[Records supplied]
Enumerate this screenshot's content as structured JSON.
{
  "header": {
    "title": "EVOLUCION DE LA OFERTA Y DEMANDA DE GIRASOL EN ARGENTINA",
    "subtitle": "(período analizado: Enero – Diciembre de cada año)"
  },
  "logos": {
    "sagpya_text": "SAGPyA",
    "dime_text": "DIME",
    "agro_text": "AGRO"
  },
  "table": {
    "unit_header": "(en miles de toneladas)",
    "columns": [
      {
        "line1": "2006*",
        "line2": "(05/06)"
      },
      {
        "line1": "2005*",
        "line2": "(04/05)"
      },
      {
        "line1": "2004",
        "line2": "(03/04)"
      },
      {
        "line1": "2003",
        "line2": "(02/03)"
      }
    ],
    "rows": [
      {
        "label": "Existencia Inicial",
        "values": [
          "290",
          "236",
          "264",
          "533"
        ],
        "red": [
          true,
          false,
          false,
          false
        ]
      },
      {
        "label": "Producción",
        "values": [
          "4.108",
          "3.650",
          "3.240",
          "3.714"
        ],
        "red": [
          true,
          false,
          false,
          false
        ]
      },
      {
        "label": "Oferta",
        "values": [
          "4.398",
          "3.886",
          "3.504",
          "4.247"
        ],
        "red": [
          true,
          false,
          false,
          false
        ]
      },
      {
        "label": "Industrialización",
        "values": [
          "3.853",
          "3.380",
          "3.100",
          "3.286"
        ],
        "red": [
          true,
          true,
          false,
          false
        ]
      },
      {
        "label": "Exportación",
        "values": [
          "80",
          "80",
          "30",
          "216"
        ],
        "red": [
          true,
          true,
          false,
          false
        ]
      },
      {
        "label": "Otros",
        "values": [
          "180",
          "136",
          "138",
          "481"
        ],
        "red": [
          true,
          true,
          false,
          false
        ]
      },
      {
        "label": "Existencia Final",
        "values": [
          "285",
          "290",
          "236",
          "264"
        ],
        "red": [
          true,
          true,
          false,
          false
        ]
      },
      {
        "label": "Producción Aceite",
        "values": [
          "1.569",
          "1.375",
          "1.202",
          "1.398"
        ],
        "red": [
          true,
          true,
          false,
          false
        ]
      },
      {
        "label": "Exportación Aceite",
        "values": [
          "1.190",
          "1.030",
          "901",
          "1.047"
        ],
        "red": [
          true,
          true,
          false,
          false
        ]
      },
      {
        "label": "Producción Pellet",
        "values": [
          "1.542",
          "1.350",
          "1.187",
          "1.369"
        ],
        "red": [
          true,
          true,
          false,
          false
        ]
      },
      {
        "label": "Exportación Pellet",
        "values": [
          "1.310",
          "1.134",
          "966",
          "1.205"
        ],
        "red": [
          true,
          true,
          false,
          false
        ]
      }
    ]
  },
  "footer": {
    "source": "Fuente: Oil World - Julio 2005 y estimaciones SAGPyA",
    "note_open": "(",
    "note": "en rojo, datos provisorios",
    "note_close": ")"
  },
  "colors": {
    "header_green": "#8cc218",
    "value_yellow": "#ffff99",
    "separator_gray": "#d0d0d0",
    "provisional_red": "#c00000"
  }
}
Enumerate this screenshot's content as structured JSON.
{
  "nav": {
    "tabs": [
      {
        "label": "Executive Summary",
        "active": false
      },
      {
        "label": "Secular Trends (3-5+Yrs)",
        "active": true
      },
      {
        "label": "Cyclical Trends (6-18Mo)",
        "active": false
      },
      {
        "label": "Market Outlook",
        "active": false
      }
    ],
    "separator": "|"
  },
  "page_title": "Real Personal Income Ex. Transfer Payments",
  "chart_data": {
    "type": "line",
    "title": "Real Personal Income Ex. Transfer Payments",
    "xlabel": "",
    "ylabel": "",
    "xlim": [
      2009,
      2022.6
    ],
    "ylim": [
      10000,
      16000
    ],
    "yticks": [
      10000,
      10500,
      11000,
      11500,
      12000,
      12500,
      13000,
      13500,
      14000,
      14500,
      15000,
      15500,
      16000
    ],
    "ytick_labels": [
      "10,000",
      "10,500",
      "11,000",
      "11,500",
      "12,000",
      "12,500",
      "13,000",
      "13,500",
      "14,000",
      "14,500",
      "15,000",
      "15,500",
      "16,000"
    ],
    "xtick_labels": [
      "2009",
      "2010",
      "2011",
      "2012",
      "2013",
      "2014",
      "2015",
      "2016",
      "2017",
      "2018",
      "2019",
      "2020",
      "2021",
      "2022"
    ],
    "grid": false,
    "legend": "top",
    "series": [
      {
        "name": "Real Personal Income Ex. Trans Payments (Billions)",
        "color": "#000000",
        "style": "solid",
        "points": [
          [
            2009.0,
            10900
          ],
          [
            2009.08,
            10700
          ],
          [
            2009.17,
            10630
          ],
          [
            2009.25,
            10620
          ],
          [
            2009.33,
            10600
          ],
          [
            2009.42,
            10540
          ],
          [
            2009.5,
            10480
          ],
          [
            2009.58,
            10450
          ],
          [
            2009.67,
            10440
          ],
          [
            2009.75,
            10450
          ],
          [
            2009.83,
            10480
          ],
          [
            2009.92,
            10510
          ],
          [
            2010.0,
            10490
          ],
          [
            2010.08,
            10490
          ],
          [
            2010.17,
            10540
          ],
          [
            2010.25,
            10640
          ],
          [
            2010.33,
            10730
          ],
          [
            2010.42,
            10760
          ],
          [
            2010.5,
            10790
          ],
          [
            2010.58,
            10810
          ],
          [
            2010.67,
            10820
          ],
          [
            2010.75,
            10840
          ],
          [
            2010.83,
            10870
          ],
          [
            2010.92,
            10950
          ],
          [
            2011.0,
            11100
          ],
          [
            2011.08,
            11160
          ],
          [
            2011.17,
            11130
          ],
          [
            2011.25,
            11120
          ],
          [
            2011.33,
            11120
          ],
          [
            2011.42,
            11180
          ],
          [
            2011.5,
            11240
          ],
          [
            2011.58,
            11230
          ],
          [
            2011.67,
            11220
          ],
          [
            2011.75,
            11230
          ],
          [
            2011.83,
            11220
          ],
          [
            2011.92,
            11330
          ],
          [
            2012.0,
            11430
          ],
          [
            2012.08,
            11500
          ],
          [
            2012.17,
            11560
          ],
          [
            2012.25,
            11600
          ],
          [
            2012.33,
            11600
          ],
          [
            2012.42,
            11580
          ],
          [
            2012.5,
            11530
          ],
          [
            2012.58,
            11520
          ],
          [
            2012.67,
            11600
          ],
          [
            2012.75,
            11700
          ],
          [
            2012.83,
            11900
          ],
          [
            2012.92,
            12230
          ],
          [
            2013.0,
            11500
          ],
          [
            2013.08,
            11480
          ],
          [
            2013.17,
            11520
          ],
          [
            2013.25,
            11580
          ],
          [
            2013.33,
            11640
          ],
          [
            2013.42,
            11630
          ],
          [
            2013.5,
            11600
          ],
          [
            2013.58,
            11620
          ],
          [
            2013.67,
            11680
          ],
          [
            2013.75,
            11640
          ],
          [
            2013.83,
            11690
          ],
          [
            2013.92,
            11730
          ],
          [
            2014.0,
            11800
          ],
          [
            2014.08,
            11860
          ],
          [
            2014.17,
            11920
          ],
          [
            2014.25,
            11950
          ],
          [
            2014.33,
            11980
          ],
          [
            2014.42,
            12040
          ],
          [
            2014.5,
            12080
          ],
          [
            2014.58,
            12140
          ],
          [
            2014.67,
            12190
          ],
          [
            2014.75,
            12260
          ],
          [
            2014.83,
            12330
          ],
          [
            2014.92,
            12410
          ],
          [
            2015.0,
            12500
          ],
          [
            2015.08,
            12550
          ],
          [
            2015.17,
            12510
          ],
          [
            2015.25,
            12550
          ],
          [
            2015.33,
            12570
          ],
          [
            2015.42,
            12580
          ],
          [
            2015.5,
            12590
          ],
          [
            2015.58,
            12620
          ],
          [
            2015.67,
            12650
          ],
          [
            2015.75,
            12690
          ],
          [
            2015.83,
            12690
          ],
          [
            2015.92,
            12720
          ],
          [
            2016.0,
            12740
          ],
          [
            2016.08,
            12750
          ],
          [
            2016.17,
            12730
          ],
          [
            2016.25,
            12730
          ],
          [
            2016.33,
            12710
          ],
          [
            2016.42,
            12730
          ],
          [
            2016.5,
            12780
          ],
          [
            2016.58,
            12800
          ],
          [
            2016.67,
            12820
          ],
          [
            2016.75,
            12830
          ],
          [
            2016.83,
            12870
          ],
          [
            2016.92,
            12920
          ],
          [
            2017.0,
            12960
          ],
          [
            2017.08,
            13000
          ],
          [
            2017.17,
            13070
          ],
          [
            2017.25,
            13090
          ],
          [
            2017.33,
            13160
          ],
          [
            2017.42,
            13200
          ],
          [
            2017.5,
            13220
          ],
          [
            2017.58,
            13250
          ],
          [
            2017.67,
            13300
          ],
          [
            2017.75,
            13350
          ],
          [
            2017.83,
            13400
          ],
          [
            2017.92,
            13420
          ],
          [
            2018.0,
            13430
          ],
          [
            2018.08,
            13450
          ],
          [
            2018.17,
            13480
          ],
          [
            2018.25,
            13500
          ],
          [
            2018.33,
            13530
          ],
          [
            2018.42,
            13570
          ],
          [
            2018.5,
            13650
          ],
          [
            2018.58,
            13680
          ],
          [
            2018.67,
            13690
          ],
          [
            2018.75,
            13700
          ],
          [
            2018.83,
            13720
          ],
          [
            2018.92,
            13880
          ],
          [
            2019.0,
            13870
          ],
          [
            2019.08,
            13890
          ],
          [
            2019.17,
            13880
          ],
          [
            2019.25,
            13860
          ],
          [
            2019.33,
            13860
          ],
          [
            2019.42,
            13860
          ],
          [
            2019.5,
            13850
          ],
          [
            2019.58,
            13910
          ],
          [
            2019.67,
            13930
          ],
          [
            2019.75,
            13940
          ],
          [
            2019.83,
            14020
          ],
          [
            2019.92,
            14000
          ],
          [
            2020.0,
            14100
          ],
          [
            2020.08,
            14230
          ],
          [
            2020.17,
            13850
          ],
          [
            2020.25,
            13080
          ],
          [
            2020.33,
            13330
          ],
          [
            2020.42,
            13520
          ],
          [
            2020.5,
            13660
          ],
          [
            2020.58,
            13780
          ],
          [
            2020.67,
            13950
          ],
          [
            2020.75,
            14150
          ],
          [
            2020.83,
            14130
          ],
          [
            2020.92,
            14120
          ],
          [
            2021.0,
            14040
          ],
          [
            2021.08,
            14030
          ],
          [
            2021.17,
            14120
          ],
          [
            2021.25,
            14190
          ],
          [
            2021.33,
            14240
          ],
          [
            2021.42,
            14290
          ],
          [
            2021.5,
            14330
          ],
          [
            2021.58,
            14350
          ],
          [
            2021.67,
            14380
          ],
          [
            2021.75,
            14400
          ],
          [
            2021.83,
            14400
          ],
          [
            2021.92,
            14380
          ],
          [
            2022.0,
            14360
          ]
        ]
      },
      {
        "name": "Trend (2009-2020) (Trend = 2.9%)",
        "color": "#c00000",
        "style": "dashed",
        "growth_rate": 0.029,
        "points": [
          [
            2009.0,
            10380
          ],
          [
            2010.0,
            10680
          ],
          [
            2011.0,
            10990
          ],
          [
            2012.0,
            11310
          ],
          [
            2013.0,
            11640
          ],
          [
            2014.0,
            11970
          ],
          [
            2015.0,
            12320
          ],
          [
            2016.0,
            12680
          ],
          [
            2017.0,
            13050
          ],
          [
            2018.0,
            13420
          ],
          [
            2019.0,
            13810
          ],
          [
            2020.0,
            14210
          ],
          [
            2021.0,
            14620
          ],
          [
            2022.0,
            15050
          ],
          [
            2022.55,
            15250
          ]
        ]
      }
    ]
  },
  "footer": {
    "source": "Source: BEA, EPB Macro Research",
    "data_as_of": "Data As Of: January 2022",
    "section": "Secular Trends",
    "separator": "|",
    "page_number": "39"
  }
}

[What you need to do]
Tally the lines in the listing that hold "Aceite" and report the number alone.

[Full output]
2